_EXERCISE DESCRIPTION_
Could you copy every line from the material below in which "функции" appears?

(Dataset items)
----
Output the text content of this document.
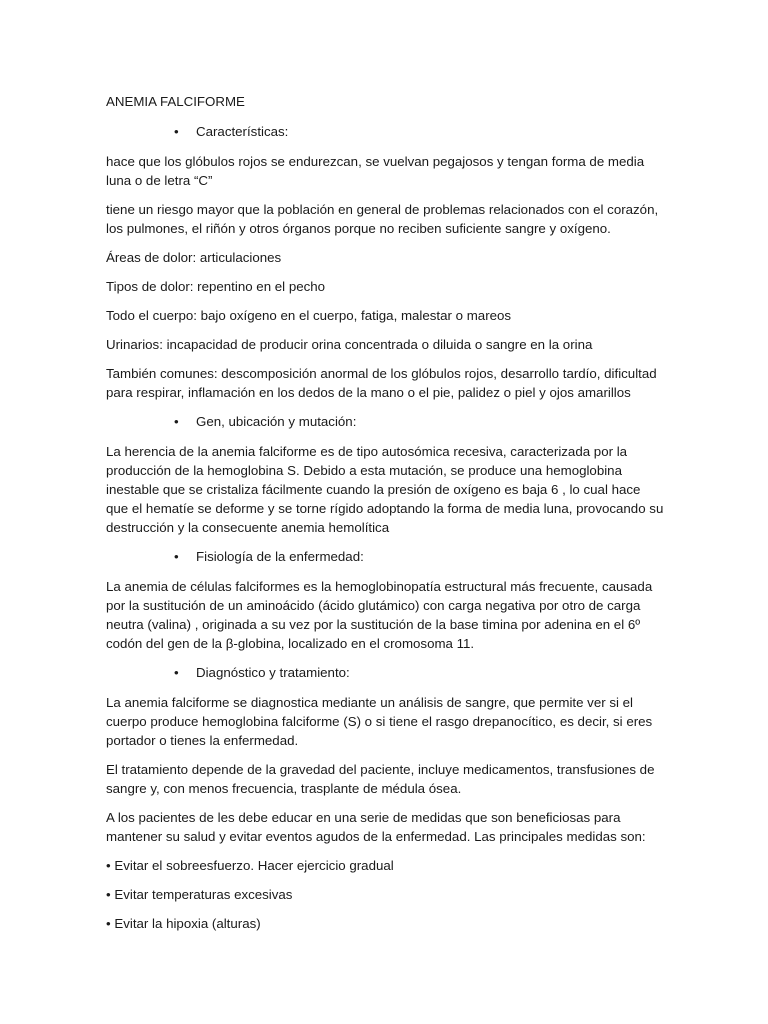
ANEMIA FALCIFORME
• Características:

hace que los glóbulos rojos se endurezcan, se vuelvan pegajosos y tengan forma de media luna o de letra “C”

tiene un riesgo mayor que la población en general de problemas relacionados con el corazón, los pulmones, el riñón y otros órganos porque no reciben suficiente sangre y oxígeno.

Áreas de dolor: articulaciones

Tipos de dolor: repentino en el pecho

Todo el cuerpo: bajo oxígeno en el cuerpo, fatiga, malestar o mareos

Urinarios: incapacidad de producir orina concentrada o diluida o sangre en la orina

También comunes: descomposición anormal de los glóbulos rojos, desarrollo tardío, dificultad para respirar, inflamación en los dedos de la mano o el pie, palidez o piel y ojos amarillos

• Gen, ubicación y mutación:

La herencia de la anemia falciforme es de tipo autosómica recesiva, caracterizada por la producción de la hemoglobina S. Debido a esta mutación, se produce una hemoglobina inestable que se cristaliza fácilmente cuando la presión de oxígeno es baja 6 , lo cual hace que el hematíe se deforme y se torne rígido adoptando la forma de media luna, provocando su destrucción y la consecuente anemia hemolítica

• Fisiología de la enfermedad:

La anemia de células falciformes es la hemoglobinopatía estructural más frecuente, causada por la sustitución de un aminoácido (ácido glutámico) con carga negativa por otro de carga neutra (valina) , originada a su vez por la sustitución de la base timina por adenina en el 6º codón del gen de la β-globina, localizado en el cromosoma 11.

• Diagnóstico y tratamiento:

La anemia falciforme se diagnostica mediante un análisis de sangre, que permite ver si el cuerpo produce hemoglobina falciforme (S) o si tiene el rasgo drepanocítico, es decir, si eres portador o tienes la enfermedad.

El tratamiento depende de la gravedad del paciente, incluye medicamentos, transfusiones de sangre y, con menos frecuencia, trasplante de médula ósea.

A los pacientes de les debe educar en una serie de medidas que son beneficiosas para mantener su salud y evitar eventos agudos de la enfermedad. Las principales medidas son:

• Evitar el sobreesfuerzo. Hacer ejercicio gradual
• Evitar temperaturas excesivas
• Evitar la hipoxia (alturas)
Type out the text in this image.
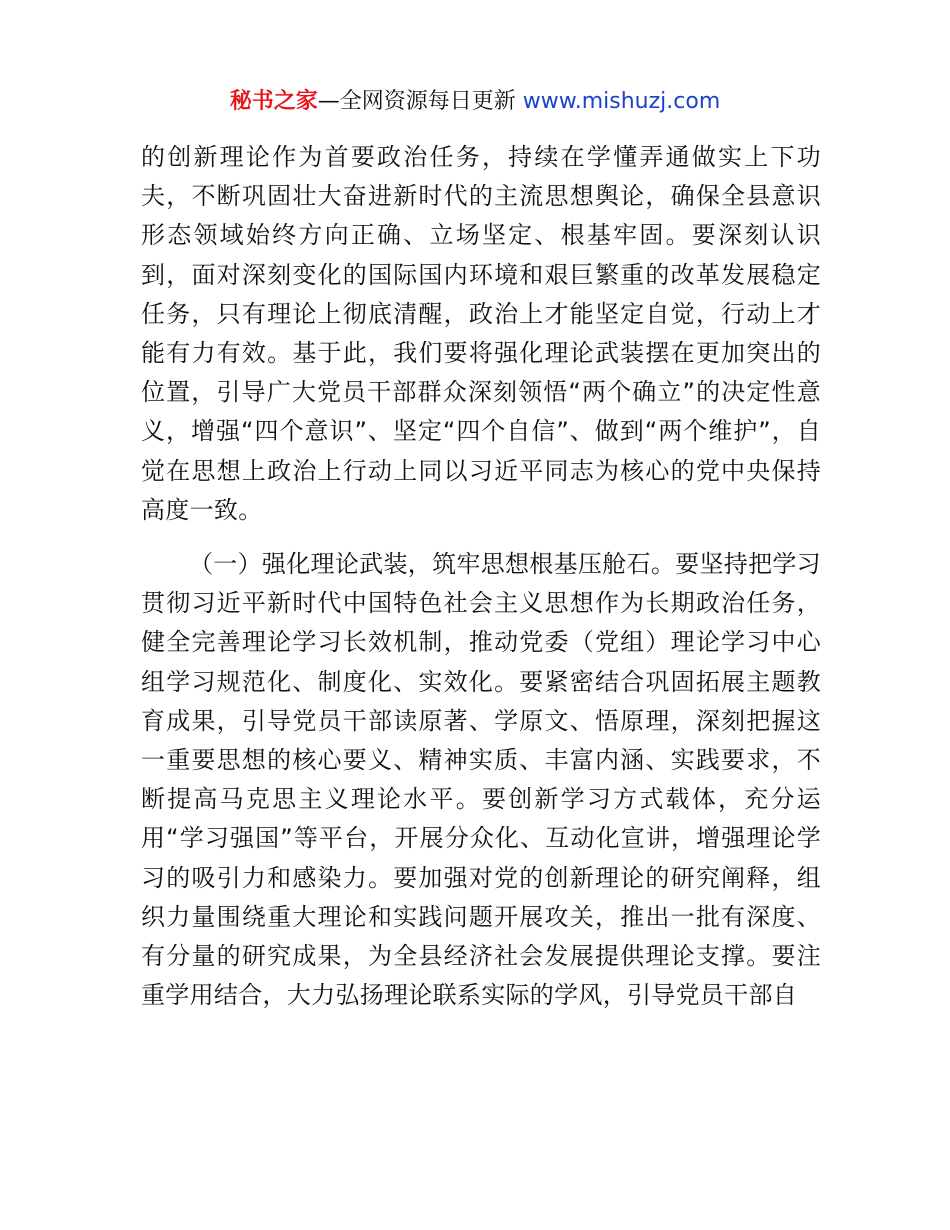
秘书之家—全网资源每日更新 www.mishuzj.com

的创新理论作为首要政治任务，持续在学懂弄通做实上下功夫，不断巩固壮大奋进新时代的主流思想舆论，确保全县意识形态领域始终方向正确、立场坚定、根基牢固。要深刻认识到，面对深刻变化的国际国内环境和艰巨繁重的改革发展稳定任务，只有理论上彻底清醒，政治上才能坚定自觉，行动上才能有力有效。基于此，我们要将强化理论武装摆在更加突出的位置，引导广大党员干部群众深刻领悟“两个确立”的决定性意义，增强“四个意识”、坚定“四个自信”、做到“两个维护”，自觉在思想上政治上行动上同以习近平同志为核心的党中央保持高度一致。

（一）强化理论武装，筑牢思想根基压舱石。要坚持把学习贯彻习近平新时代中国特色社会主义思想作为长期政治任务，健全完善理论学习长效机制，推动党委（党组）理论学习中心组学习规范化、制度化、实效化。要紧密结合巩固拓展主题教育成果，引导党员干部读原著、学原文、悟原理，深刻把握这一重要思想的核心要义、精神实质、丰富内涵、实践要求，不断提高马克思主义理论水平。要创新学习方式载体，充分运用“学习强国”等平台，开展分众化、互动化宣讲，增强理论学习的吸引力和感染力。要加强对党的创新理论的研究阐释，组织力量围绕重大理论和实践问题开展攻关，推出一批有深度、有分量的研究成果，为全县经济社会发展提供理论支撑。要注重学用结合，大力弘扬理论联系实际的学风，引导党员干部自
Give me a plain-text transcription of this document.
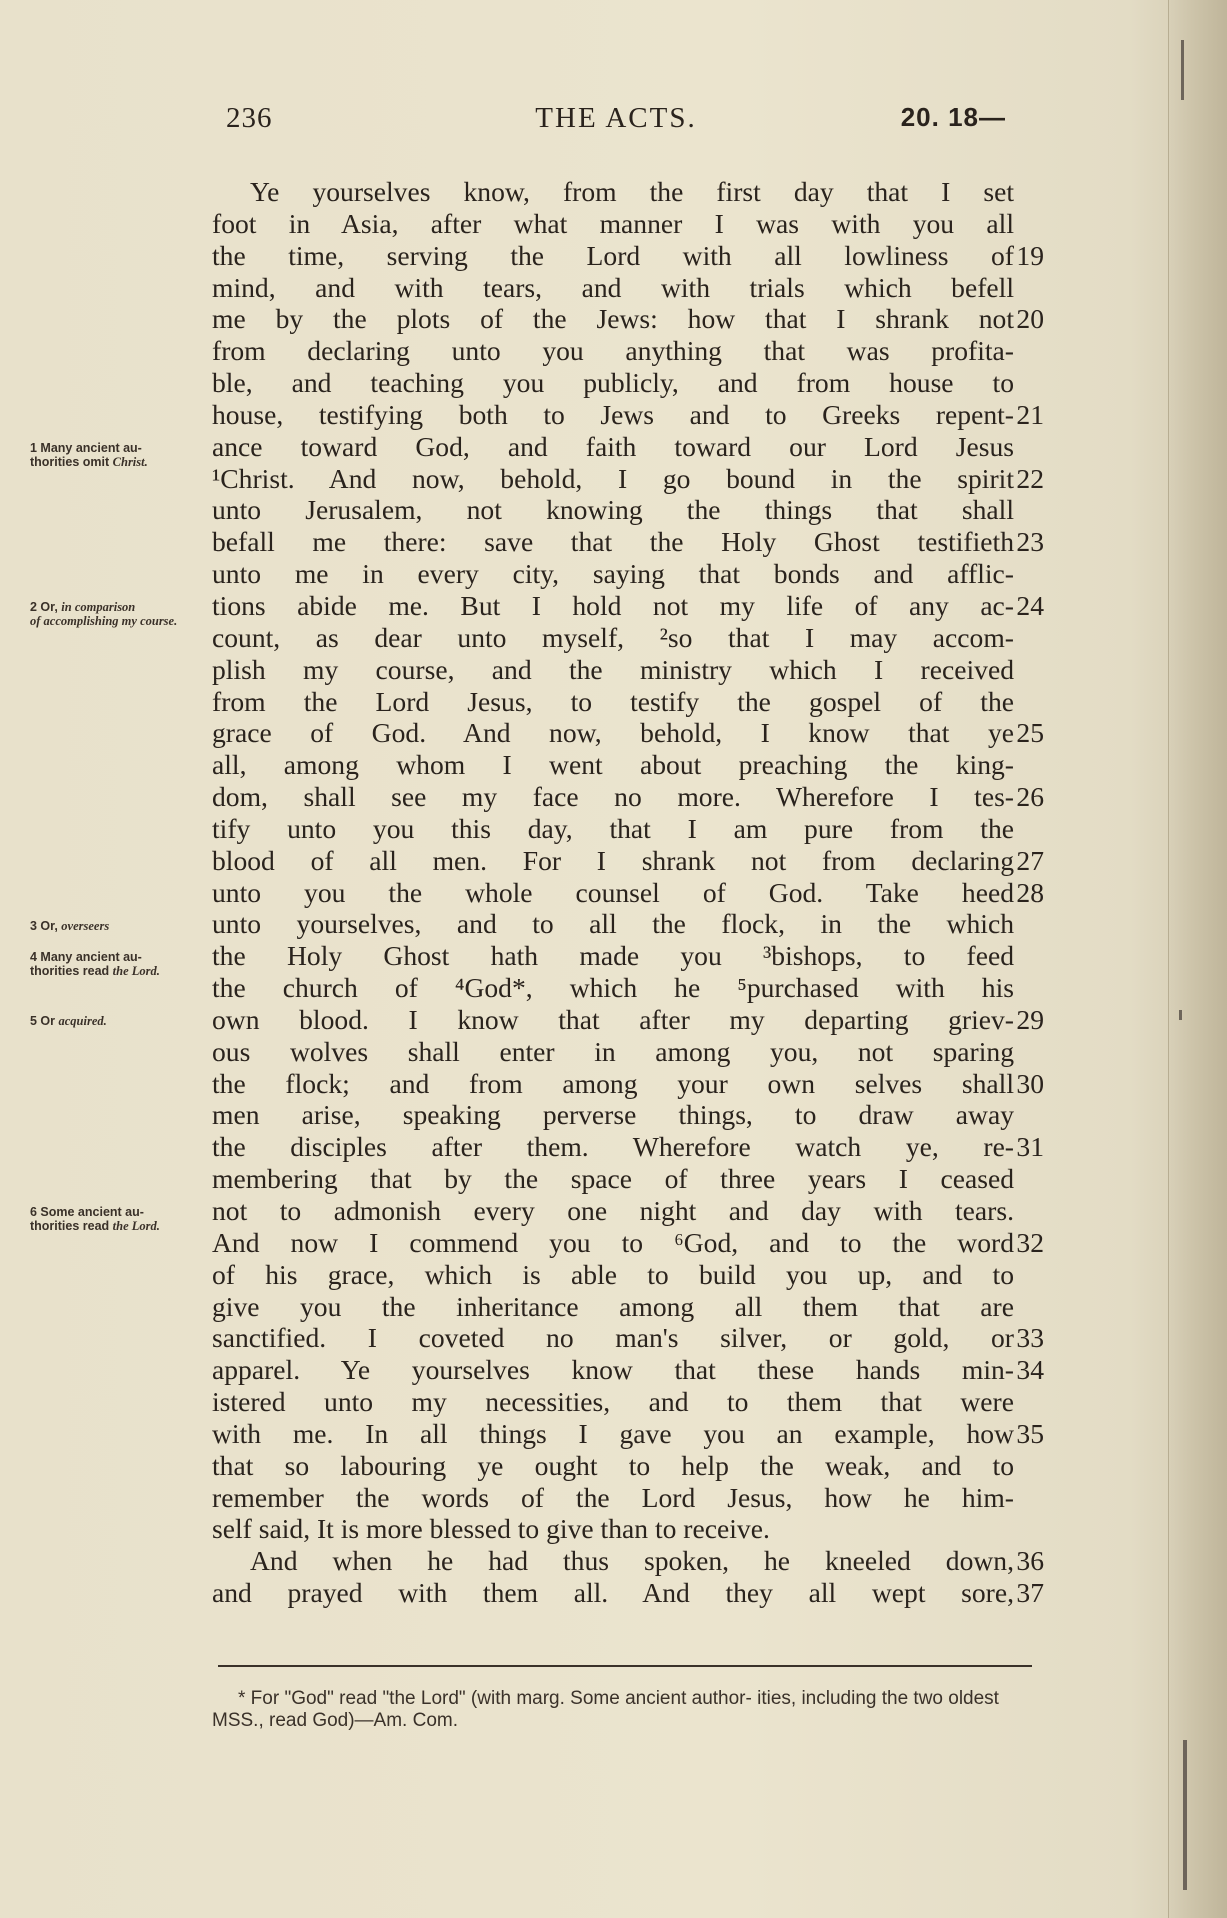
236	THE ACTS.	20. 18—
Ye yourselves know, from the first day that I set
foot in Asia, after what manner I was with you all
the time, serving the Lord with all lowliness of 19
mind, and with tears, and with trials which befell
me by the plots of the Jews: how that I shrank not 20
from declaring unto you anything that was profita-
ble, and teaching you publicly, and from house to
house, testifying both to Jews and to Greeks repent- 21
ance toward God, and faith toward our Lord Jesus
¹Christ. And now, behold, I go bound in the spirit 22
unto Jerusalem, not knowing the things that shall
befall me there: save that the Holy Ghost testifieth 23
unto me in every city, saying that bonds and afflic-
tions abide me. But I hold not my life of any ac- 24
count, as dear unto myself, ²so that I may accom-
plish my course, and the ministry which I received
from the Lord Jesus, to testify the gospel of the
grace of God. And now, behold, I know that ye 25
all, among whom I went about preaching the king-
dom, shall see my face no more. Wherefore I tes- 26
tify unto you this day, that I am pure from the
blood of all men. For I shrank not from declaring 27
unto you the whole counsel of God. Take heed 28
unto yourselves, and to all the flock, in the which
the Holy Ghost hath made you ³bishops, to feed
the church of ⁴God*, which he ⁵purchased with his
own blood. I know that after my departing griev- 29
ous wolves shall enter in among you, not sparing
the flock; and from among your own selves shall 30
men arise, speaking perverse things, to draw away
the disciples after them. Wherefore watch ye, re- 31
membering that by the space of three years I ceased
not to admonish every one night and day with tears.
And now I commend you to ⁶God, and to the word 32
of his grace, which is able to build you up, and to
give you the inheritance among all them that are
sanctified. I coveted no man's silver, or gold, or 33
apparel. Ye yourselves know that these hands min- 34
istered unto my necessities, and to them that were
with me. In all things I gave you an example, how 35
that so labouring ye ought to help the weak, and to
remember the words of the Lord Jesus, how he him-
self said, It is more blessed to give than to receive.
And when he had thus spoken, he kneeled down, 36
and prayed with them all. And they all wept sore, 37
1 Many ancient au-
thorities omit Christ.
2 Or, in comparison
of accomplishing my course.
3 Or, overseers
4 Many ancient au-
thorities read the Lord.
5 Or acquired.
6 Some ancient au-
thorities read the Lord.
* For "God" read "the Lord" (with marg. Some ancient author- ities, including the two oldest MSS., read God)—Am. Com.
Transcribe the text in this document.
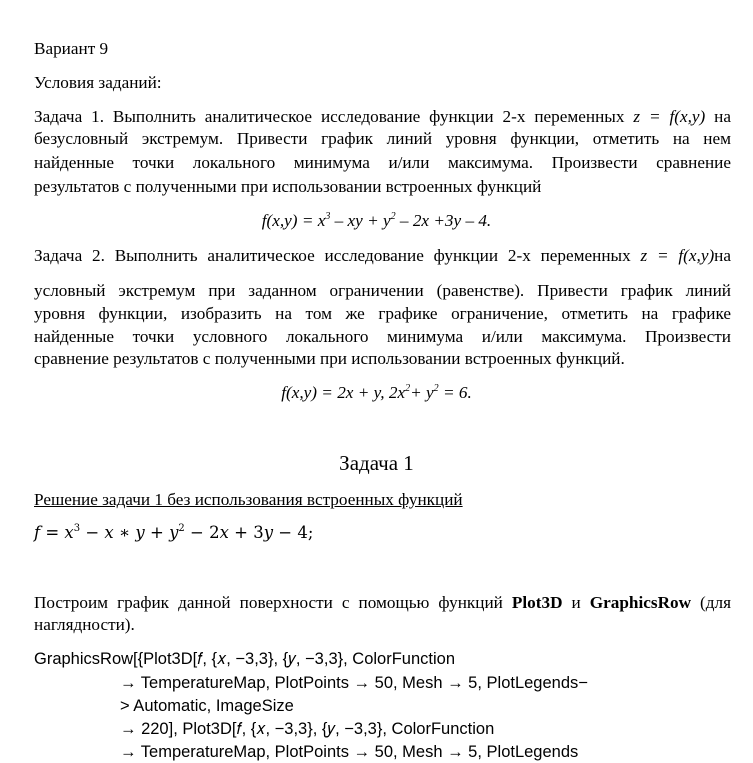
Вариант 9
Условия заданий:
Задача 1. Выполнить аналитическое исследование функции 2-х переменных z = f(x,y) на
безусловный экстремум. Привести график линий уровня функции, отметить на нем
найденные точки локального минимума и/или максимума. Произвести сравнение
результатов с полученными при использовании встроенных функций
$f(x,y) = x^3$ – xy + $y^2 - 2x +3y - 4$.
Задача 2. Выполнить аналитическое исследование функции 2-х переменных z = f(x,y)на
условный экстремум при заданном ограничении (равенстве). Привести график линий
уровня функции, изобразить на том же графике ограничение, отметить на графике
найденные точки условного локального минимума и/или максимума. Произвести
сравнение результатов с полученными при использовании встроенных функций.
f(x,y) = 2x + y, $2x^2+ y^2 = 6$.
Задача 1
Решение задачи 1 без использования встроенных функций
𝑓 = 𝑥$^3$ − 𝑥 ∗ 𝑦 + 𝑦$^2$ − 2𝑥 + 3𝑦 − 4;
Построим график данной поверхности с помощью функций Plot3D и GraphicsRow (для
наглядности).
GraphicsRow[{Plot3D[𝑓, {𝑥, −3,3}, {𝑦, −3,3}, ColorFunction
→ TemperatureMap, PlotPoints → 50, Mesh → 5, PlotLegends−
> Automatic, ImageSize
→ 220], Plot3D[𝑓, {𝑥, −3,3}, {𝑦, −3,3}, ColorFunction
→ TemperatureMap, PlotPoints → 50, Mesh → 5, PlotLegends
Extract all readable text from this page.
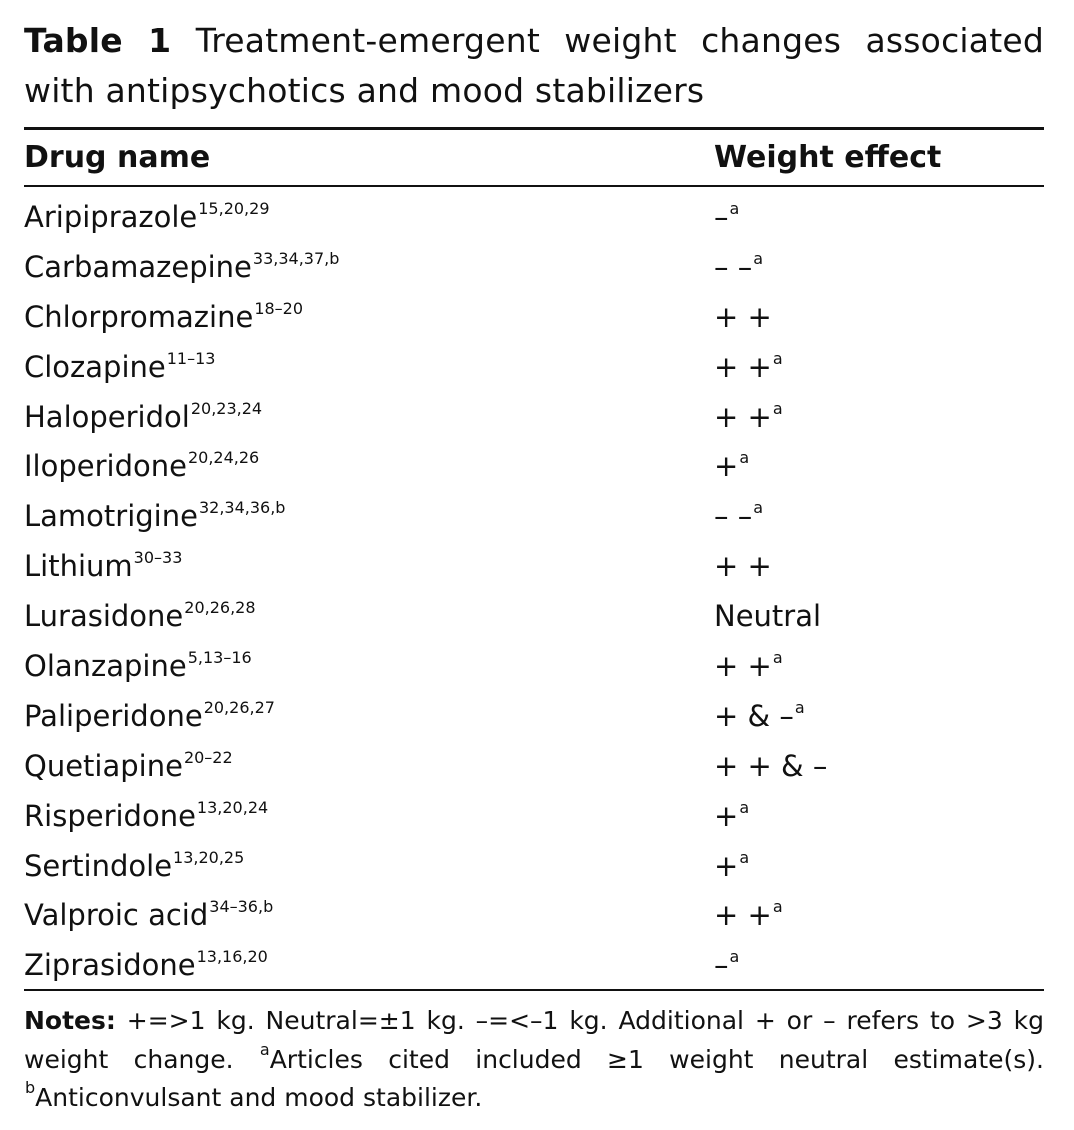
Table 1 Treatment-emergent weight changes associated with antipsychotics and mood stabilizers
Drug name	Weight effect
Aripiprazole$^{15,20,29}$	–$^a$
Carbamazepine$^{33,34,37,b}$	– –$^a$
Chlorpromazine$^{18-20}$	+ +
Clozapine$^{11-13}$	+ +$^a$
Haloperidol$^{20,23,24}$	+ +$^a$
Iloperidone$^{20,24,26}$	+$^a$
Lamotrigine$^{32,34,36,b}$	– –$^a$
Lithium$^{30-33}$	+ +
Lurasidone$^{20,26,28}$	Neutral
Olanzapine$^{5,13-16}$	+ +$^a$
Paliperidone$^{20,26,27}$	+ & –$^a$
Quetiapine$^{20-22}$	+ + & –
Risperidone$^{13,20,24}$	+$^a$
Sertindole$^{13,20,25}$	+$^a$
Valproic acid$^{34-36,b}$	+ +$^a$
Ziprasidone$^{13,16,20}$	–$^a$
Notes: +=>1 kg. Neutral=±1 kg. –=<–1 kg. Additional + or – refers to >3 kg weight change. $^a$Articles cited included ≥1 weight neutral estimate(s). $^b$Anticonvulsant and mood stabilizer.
----
_SOLUTION TO THIS EXERCISE_
Задача 1. Выполнить аналитическое исследование функции 2-х переменных z = f(x,y) на
безусловный экстремум. Привести график линий уровня функции, отметить на нем
Задача 2. Выполнить аналитическое исследование функции 2-х переменных z = f(x,y)на
уровня функции, изобразить на том же графике ограничение, отметить на графике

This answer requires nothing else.